Stated exercise A: In the faith and parenting blog passage, which two occasions does the writer say fell on Sunday, September 11?
Stated exercise B: Pick up the faith and parenting blog passage after its last sentence and carry it on for a paragraph or two in the same voice.
*** Passage ***
At first I was trying to figure out if I was remembering the song right, then I was tired of hearing it, then I started listening to it and taking it in. I concluded it was God who put it there. Last Sunday was September 11, 10 years since the horrible tragedies that struck America, but also my parent’s anniversary. The little boy that had been abducted from his home in Sparwood 3 days earlier had been returned seemingly unharmed. And my child had just had his 3rd meltdown of the morning. The sun was shining but my husband and I were exhausted from a poor night’s sleep.
    This is the day (this is the day)
    That the Lord has made (that the Lord has made)
    We will rejoice (we will rejoice)
    And be glad in it (and be glad in it)....
Pick a day in your life, any day; good, bad, great, devastating and God made that day. That isn’t necessarily the most pleasant thought is it?
“You mean to say that the pain of that day was God’s doing?” (What about the joy?)
If you truly believe in the Sovereignty of our Lord then you have to accept that His hand is in everything that happens. He made this day just as He created this earth and us to be perfect. Sadly we, as fallible humans, managed screw it up somehow with the freedom of choice that He gave us. I think to get the most out of the day He’s made we have to take it back to Him.
Do you start your day thanking God for the day and for the opportunities that will come your way to give Him glory? Or do you start the day hoping you’ll just make it to bedtime without losing your marbles? And when you get into bed at night do you look back on the day and thank Him for His grace and mercies or do you close your eyes and hope to forget that moment when you yelled at your husband (and hope he forgets it too)
Choices, choices....

What is simultaneously the worst and best day in human history?

Psalm 118: 22-24

Monday, 12 September 2011

Road Trip

Have you ever packed up your children... stuffed them all in the Caravan... added the suitcases, strollers, booster seats, and playpens and then taken off on a road trip? Chances are you have! A road trip with a car full of little ones is always an adventure, no matter the destination. Now have you ever braved such an adventure without "Dad" in the driver seat? Maybe you haven't packed up and gone on a trip without the Father of your children... maybe he's had to go away on a business trip... maybe he works long hours or does shift work or maybe he's had to be away for any number of reasons. Now the "Adventure" part of the day takes on a whole new level!
In my time as a mother I have often chosen for one reason or another to brave such an adventure on my own. Other times I have had no choice but to go about it alone and I've noticed that no matter why it is that "Daddy's" not around for an evening, a weekend, a whole week or (Lord help me) longer chaos starts to reign! The kids get grumpy, and I get grumpy. Simple tasks become complicated and difficult. The whole balancing act gets thrown off. Mealtime, bedtime, discipline, and everything else just aren't the same when Dad isn't there for an extended period of time.
*** Data extract ***
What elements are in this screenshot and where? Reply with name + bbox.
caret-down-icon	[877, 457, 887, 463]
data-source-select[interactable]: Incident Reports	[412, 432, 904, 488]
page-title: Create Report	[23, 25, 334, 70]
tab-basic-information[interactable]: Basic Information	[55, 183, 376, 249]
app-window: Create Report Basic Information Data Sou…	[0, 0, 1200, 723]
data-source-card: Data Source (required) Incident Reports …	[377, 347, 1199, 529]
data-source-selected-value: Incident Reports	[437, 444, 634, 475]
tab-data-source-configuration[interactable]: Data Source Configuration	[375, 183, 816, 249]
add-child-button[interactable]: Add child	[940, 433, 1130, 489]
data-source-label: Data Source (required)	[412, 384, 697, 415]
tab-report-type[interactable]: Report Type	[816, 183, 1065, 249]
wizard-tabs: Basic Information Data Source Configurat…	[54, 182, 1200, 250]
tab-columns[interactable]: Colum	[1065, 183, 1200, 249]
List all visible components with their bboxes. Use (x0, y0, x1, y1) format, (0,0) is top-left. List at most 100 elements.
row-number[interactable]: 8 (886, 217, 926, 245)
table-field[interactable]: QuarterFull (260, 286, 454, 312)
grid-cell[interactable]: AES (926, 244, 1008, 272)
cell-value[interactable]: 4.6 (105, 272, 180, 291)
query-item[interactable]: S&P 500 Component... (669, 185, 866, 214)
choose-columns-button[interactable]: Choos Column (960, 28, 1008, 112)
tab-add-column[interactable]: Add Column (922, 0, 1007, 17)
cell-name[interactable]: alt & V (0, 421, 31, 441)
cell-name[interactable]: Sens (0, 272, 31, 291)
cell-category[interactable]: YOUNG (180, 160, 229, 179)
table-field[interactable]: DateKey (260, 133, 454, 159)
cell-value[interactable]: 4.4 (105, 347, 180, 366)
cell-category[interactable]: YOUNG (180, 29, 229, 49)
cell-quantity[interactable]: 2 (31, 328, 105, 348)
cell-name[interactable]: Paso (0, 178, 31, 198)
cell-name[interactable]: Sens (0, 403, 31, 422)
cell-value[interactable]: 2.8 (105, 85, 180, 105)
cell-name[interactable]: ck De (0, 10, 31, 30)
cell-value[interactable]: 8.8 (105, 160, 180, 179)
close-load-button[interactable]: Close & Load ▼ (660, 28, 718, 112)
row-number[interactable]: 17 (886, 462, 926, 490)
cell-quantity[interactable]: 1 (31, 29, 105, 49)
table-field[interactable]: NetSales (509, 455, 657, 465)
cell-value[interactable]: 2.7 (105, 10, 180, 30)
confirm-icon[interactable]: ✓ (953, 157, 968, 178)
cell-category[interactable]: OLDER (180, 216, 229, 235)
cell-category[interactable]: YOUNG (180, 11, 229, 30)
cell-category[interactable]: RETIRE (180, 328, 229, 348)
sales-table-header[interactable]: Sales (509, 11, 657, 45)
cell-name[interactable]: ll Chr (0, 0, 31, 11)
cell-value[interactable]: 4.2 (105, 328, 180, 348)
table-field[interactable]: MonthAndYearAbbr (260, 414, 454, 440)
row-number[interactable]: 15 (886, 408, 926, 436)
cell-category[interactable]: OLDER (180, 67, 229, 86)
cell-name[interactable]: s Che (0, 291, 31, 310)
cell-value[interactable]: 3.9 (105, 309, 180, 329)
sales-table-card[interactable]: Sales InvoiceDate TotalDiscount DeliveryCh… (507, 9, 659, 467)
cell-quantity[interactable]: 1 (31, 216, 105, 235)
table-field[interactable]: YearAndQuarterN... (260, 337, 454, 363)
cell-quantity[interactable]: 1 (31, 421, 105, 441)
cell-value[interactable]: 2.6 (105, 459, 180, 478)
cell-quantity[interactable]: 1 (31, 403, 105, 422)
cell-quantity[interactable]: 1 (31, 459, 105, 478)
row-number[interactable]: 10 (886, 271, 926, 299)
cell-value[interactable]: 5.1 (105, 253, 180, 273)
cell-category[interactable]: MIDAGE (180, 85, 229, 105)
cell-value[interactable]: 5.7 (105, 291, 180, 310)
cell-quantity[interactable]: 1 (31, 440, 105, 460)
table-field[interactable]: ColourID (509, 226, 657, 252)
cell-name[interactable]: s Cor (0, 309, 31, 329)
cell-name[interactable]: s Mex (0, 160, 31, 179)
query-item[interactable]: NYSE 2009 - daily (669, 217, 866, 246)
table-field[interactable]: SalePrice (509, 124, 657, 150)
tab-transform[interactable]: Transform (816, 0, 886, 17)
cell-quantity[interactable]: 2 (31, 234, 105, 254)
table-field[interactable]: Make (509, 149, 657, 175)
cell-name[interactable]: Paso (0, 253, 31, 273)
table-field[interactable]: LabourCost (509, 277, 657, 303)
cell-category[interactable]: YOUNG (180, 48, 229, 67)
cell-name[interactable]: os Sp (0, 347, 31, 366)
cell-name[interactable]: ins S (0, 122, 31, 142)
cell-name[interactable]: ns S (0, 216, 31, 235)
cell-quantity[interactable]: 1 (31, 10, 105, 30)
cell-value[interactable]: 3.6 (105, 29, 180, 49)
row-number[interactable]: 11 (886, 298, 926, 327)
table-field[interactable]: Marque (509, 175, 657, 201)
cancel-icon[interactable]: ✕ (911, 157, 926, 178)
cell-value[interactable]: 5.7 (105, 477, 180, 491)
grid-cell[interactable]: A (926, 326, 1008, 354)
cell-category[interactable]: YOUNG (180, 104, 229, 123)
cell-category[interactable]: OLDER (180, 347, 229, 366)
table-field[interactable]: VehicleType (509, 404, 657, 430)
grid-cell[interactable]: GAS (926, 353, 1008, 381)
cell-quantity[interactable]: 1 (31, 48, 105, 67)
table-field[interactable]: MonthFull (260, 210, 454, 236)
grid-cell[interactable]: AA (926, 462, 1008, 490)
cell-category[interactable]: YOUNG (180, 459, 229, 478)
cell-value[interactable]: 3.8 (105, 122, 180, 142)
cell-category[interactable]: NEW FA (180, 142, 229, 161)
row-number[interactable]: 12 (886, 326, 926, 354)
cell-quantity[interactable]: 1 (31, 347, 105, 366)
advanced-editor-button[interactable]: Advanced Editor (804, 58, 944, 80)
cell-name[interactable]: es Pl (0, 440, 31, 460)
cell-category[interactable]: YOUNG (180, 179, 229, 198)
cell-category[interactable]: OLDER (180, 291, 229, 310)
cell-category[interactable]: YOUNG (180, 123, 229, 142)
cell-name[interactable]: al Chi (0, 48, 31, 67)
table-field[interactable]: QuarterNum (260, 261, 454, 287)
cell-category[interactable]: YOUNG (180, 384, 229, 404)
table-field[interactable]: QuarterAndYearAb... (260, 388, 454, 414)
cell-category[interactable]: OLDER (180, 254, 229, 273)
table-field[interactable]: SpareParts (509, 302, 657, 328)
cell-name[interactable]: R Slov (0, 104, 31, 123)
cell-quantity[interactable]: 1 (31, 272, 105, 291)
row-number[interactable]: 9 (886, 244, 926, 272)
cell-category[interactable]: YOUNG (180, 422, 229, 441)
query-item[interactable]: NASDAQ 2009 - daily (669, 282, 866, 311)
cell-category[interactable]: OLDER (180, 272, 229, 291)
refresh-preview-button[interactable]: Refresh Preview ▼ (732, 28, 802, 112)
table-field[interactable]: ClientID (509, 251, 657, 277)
***
Exercise answer A: It was 10 years since the tragedies that struck America, and it was the writer's parents' anniversary.

Exercise answer B:
During my last road trip adventure without my husband I was thinking about how everything was getting out of hand. I thought about how things often go wrong when I am on my own, even if I have family and friends helping out. The child who eats everything is all of a sudden picky... the perfect sleeper won't go to bed... and Mr. Manners has just discovered a new word that isn't so polite! Then I started to think about this from a spiritual perspective. Times when I have been away from my Heavenly Father for far too long. Days when I start without HIM. Even moments when I've turned away because I've thought for some reason that I can do it by myself (now I am sounding like my 2 year old)!
Chances are during the time God has blessed us with little ones at our feet we will face times when we feel very alone. I would encourage you in these times (and all the time) to stay close to Our Father, God. I know that the mornings I begin with a prayer start off so much better. Prayer doesn't stop the milk from being spilt but it sure does something to my spirit to keep me calm as I am cleaning up the mess for the 3rd time already! I'm a very busy mom but times is a funny thing and I believe that God blesses us with more time when we make time for Him.

Motherhood is an adventure... may God be your strength in your adventure today!

Psalm 73:23-26
Yet I am always with you;
you hold me by my right hand.
You guide me with your counsel,
and afterward you will take me into glory.
Whom have I in heaven but you?
And earth has nothing I desire besides you.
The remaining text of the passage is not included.